(Stored items)
◇ ◇ ◇ ◇

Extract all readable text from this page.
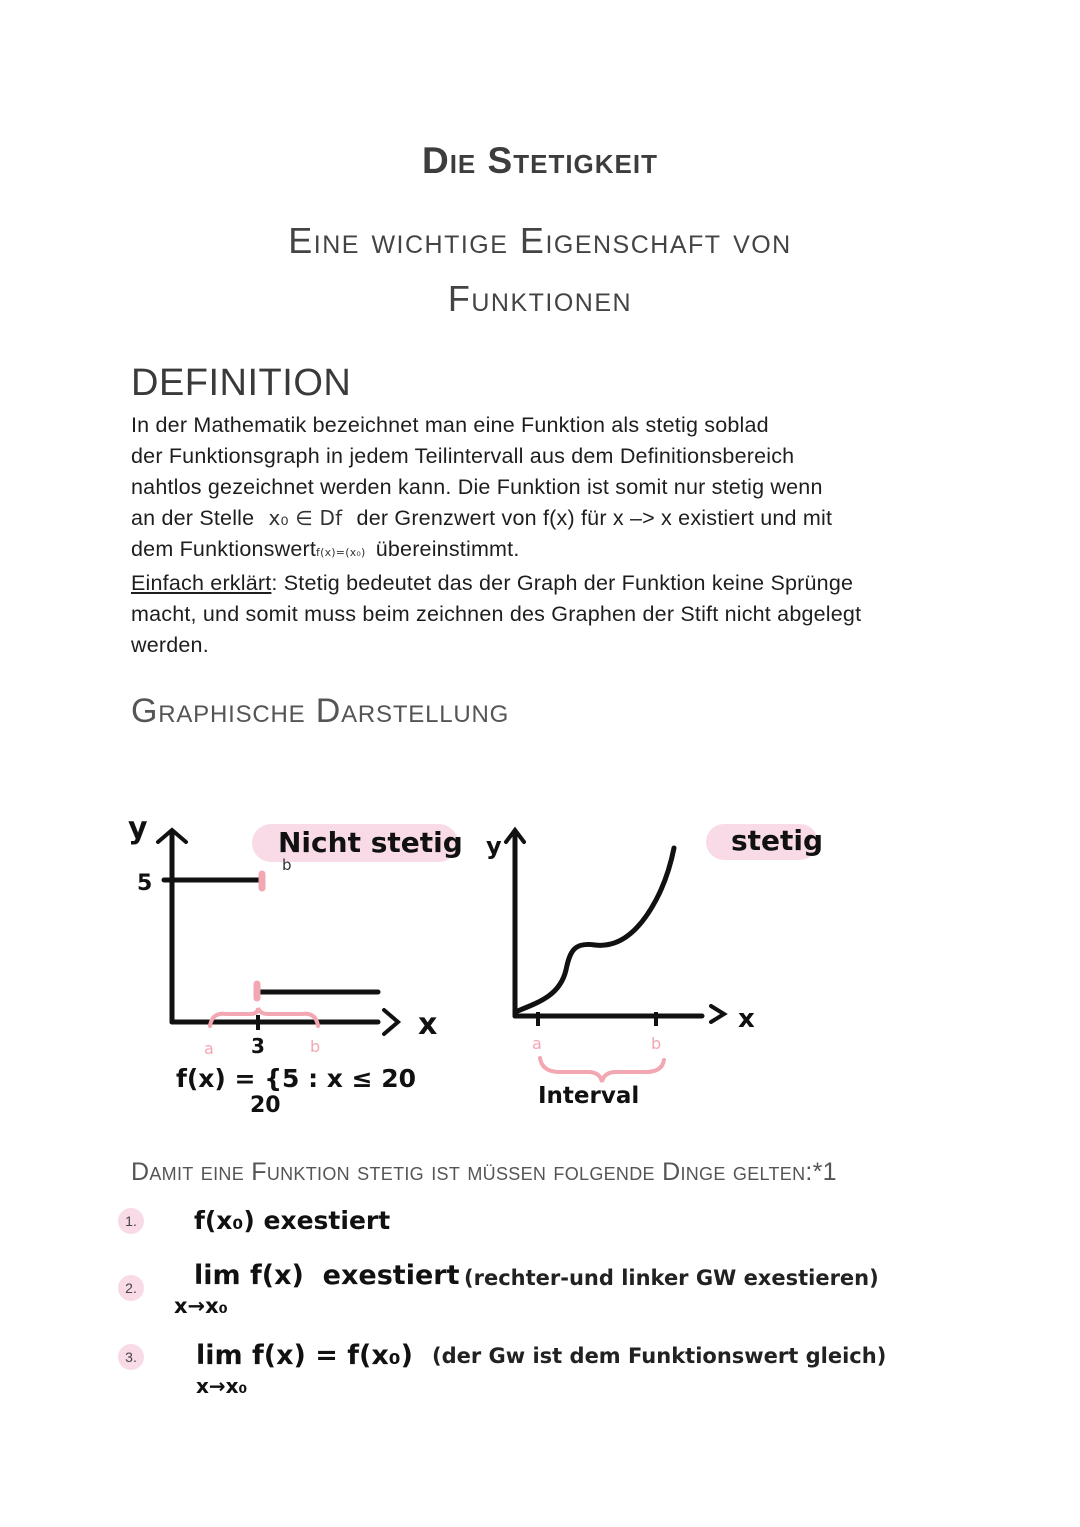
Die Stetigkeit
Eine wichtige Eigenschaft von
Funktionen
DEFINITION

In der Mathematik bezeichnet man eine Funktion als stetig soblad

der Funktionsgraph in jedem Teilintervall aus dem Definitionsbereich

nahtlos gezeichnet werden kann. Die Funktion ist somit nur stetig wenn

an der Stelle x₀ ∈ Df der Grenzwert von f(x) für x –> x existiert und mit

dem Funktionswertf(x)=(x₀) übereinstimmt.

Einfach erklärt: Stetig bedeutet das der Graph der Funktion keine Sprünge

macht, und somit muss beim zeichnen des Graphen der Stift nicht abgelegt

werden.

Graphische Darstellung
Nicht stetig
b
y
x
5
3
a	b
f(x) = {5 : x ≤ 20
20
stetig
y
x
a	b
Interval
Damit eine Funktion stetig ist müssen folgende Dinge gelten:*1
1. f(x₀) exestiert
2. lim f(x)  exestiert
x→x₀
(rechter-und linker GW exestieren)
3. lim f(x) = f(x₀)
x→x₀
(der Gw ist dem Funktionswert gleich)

◇ ◇ ◇ ◇

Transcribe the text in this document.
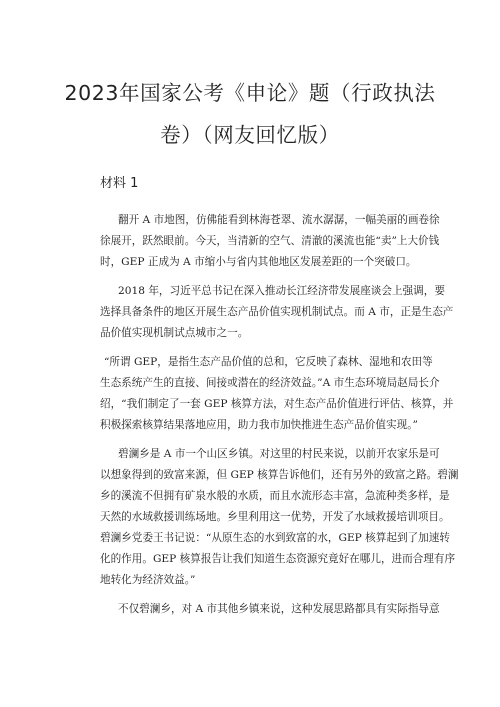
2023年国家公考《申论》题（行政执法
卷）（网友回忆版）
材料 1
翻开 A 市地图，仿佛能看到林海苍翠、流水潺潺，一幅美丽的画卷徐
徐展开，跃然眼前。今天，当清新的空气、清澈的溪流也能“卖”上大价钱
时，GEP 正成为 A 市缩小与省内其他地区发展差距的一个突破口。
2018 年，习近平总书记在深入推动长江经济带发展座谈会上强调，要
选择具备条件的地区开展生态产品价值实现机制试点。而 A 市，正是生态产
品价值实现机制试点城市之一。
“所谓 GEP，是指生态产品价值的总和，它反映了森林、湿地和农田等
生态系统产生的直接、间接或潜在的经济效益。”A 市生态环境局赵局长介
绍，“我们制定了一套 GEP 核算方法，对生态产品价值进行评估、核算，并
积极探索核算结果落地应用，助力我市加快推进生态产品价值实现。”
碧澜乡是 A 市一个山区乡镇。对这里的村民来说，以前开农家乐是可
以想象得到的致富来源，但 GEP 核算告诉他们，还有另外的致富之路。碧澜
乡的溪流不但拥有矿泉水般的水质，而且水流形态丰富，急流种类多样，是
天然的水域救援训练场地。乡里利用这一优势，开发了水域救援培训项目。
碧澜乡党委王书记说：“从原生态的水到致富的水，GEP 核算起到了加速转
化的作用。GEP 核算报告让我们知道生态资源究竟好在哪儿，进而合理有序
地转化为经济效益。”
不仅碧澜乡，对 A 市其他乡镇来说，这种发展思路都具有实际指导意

◇ ◇ ◇ ◇

From the material above, copy each line that includes the word "text".

**Task response:**
Extract all readable text from this page.
Transcribe the text in this document.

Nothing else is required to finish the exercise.